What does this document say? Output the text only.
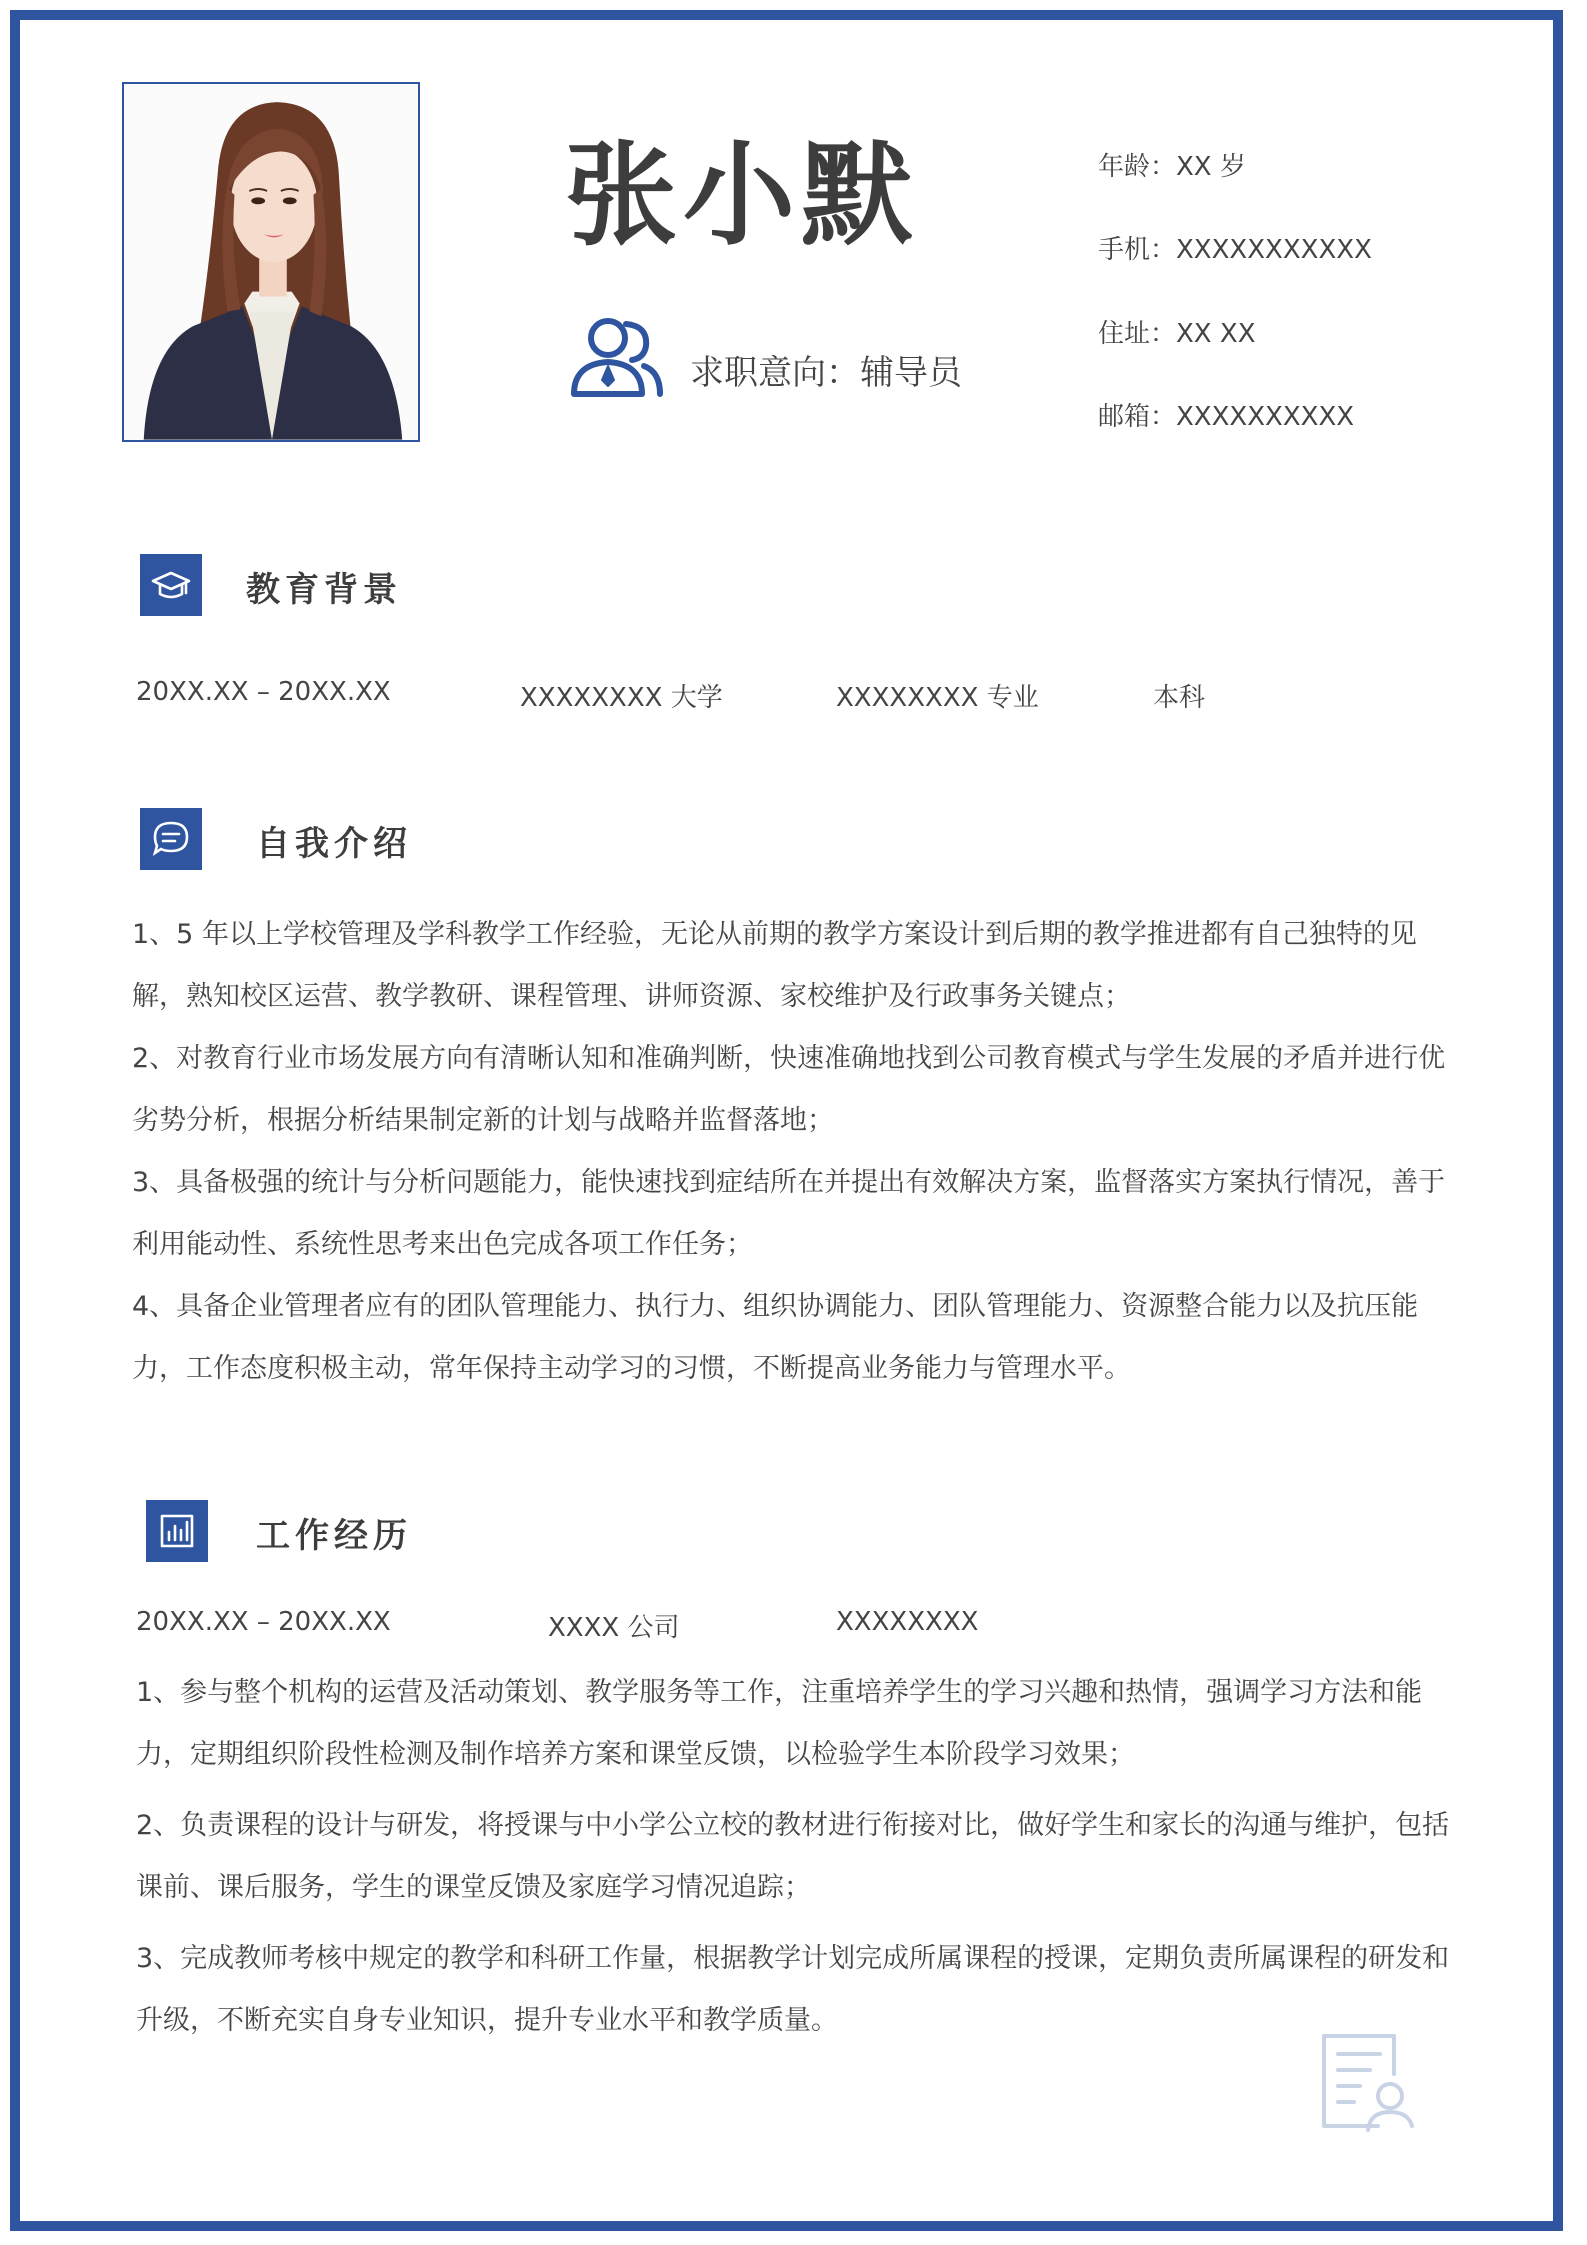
张小默
求职意向：辅导员
年龄：XX 岁
手机：XXXXXXXXXXX
住址：XX XX
邮箱：XXXXXXXXXX
教育背景
20XX.XX – 20XX.XX	XXXXXXXX 大学	XXXXXXXX 专业	本科
自我介绍

1、5 年以上学校管理及学科教学工作经验，无论从前期的教学方案设计到后期的教学推进都有自己独特的见解，熟知校区运营、教学教研、课程管理、讲师资源、家校维护及行政事务关键点；

2、对教育行业市场发展方向有清晰认知和准确判断，快速准确地找到公司教育模式与学生发展的矛盾并进行优劣势分析，根据分析结果制定新的计划与战略并监督落地；

3、具备极强的统计与分析问题能力，能快速找到症结所在并提出有效解决方案，监督落实方案执行情况，善于利用能动性、系统性思考来出色完成各项工作任务；

4、具备企业管理者应有的团队管理能力、执行力、组织协调能力、团队管理能力、资源整合能力以及抗压能力，工作态度积极主动，常年保持主动学习的习惯，不断提高业务能力与管理水平。

工作经历
20XX.XX – 20XX.XX	XXXX 公司	XXXXXXXX

1、参与整个机构的运营及活动策划、教学服务等工作，注重培养学生的学习兴趣和热情，强调学习方法和能力，定期组织阶段性检测及制作培养方案和课堂反馈，以检验学生本阶段学习效果；

2、负责课程的设计与研发，将授课与中小学公立校的教材进行衔接对比，做好学生和家长的沟通与维护，包括课前、课后服务，学生的课堂反馈及家庭学习情况追踪；

3、完成教师考核中规定的教学和科研工作量，根据教学计划完成所属课程的授课，定期负责所属课程的研发和升级，不断充实自身专业知识，提升专业水平和教学质量。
——————————
- **Written instruction**: Return all of the data exactly as written, and drop the pictures.

- **Response to this exercise**:
What does this document say? Output the text only.
张小默
求职意向：辅导员
年龄：XX 岁
手机：XXXXXXXXXXX
住址：XX XX
邮箱：XXXXXXXXXX
教育背景
20XX.XX – 20XX.XX	XXXXXXXX 大学	XXXXXXXX 专业	本科
自我介绍

1、5 年以上学校管理及学科教学工作经验，无论从前期的教学方案设计到后期的教学推进都有自己独特的见解，熟知校区运营、教学教研、课程管理、讲师资源、家校维护及行政事务关键点；

2、对教育行业市场发展方向有清晰认知和准确判断，快速准确地找到公司教育模式与学生发展的矛盾并进行优劣势分析，根据分析结果制定新的计划与战略并监督落地；

3、具备极强的统计与分析问题能力，能快速找到症结所在并提出有效解决方案，监督落实方案执行情况，善于利用能动性、系统性思考来出色完成各项工作任务；

4、具备企业管理者应有的团队管理能力、执行力、组织协调能力、团队管理能力、资源整合能力以及抗压能力，工作态度积极主动，常年保持主动学习的习惯，不断提高业务能力与管理水平。

工作经历
20XX.XX – 20XX.XX	XXXX 公司	XXXXXXXX

1、参与整个机构的运营及活动策划、教学服务等工作，注重培养学生的学习兴趣和热情，强调学习方法和能力，定期组织阶段性检测及制作培养方案和课堂反馈，以检验学生本阶段学习效果；

2、负责课程的设计与研发，将授课与中小学公立校的教材进行衔接对比，做好学生和家长的沟通与维护，包括课前、课后服务，学生的课堂反馈及家庭学习情况追踪；

3、完成教师考核中规定的教学和科研工作量，根据教学计划完成所属课程的授课，定期负责所属课程的研发和升级，不断充实自身专业知识，提升专业水平和教学质量。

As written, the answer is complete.